Begin Task data

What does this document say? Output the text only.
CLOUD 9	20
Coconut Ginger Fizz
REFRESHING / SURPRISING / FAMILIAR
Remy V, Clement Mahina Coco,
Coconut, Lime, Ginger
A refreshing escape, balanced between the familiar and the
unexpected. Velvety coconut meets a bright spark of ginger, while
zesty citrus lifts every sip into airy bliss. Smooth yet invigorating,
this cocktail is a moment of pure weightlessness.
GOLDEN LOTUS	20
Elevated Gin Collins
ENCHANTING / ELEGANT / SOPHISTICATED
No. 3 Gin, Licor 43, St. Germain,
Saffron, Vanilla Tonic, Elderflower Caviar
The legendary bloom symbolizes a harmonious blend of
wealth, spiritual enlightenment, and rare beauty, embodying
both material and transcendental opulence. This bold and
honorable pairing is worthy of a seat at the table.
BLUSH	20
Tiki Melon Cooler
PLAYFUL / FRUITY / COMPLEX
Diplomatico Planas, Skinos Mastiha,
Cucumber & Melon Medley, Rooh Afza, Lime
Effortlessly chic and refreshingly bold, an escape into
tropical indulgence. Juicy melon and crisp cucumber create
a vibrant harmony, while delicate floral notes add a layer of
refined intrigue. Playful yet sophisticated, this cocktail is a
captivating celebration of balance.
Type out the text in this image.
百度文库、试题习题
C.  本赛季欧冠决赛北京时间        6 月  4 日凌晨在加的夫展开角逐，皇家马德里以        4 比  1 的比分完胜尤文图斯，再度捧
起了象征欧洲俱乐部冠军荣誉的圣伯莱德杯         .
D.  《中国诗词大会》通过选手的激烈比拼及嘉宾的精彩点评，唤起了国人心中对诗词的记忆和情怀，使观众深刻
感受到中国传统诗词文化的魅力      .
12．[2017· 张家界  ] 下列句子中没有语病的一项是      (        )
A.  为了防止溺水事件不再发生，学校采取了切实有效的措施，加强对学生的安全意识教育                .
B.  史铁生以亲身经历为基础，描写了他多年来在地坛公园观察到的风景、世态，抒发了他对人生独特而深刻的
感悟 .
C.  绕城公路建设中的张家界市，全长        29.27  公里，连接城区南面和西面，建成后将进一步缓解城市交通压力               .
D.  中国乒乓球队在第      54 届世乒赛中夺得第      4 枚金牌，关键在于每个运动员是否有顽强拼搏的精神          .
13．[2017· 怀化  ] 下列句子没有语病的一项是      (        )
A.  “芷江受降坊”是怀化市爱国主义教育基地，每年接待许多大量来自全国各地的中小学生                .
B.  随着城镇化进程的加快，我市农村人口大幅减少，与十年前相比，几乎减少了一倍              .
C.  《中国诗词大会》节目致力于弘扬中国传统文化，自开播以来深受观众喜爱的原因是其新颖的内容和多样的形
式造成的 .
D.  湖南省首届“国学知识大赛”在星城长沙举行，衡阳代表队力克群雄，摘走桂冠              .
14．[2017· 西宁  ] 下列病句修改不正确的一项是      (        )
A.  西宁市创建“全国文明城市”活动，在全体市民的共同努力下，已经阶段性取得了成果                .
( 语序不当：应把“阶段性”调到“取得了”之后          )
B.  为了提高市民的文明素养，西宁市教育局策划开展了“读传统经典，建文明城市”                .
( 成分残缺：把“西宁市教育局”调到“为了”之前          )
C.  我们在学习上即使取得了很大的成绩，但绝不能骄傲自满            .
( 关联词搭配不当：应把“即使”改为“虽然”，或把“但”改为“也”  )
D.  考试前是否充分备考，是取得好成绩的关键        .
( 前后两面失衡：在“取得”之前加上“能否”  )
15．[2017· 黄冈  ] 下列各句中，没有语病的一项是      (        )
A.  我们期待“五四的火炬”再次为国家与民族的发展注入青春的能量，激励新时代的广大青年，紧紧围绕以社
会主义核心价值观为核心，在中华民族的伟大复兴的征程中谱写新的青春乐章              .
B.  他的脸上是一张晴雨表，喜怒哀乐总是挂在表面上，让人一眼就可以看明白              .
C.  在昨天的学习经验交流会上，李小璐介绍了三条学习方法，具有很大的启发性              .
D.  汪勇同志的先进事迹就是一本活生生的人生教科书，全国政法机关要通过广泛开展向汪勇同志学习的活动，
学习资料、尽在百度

End Task data

#### What to do
Every line of the material must be returned exactly as it appears.

#### Answer to this problem
What does this document say? Output the text only.
CLOUD 9	20
Coconut Ginger Fizz
REFRESHING / SURPRISING / FAMILIAR
Remy V, Clement Mahina Coco,
Coconut, Lime, Ginger
A refreshing escape, balanced between the familiar and the
unexpected. Velvety coconut meets a bright spark of ginger, while
zesty citrus lifts every sip into airy bliss. Smooth yet invigorating,
this cocktail is a moment of pure weightlessness.
GOLDEN LOTUS	20
Elevated Gin Collins
ENCHANTING / ELEGANT / SOPHISTICATED
No. 3 Gin, Licor 43, St. Germain,
Saffron, Vanilla Tonic, Elderflower Caviar
The legendary bloom symbolizes a harmonious blend of
wealth, spiritual enlightenment, and rare beauty, embodying
both material and transcendental opulence. This bold and
honorable pairing is worthy of a seat at the table.
BLUSH	20
Tiki Melon Cooler
PLAYFUL / FRUITY / COMPLEX
Diplomatico Planas, Skinos Mastiha,
Cucumber & Melon Medley, Rooh Afza, Lime
Effortlessly chic and refreshingly bold, an escape into
tropical indulgence. Juicy melon and crisp cucumber create
a vibrant harmony, while delicate floral notes add a layer of
refined intrigue. Playful yet sophisticated, this cocktail is a
captivating celebration of balance.
Type out the text in this image.
百度文库、试题习题
C.  本赛季欧冠决赛北京时间        6 月  4 日凌晨在加的夫展开角逐，皇家马德里以        4 比  1 的比分完胜尤文图斯，再度捧
起了象征欧洲俱乐部冠军荣誉的圣伯莱德杯         .
D.  《中国诗词大会》通过选手的激烈比拼及嘉宾的精彩点评，唤起了国人心中对诗词的记忆和情怀，使观众深刻
感受到中国传统诗词文化的魅力      .
12．[2017· 张家界  ] 下列句子中没有语病的一项是      (        )
A.  为了防止溺水事件不再发生，学校采取了切实有效的措施，加强对学生的安全意识教育                .
B.  史铁生以亲身经历为基础，描写了他多年来在地坛公园观察到的风景、世态，抒发了他对人生独特而深刻的
感悟 .
C.  绕城公路建设中的张家界市，全长        29.27  公里，连接城区南面和西面，建成后将进一步缓解城市交通压力               .
D.  中国乒乓球队在第      54 届世乒赛中夺得第      4 枚金牌，关键在于每个运动员是否有顽强拼搏的精神          .
13．[2017· 怀化  ] 下列句子没有语病的一项是      (        )
A.  “芷江受降坊”是怀化市爱国主义教育基地，每年接待许多大量来自全国各地的中小学生                .
B.  随着城镇化进程的加快，我市农村人口大幅减少，与十年前相比，几乎减少了一倍              .
C.  《中国诗词大会》节目致力于弘扬中国传统文化，自开播以来深受观众喜爱的原因是其新颖的内容和多样的形
式造成的 .
D.  湖南省首届“国学知识大赛”在星城长沙举行，衡阳代表队力克群雄，摘走桂冠              .
14．[2017· 西宁  ] 下列病句修改不正确的一项是      (        )
A.  西宁市创建“全国文明城市”活动，在全体市民的共同努力下，已经阶段性取得了成果                .
( 语序不当：应把“阶段性”调到“取得了”之后          )
B.  为了提高市民的文明素养，西宁市教育局策划开展了“读传统经典，建文明城市”                .
( 成分残缺：把“西宁市教育局”调到“为了”之前          )
C.  我们在学习上即使取得了很大的成绩，但绝不能骄傲自满            .
( 关联词搭配不当：应把“即使”改为“虽然”，或把“但”改为“也”  )
D.  考试前是否充分备考，是取得好成绩的关键        .
( 前后两面失衡：在“取得”之前加上“能否”  )
15．[2017· 黄冈  ] 下列各句中，没有语病的一项是      (        )
A.  我们期待“五四的火炬”再次为国家与民族的发展注入青春的能量，激励新时代的广大青年，紧紧围绕以社
会主义核心价值观为核心，在中华民族的伟大复兴的征程中谱写新的青春乐章              .
B.  他的脸上是一张晴雨表，喜怒哀乐总是挂在表面上，让人一眼就可以看明白              .
C.  在昨天的学习经验交流会上，李小璐介绍了三条学习方法，具有很大的启发性              .
D.  汪勇同志的先进事迹就是一本活生生的人生教科书，全国政法机关要通过广泛开展向汪勇同志学习的活动，
学习资料、尽在百度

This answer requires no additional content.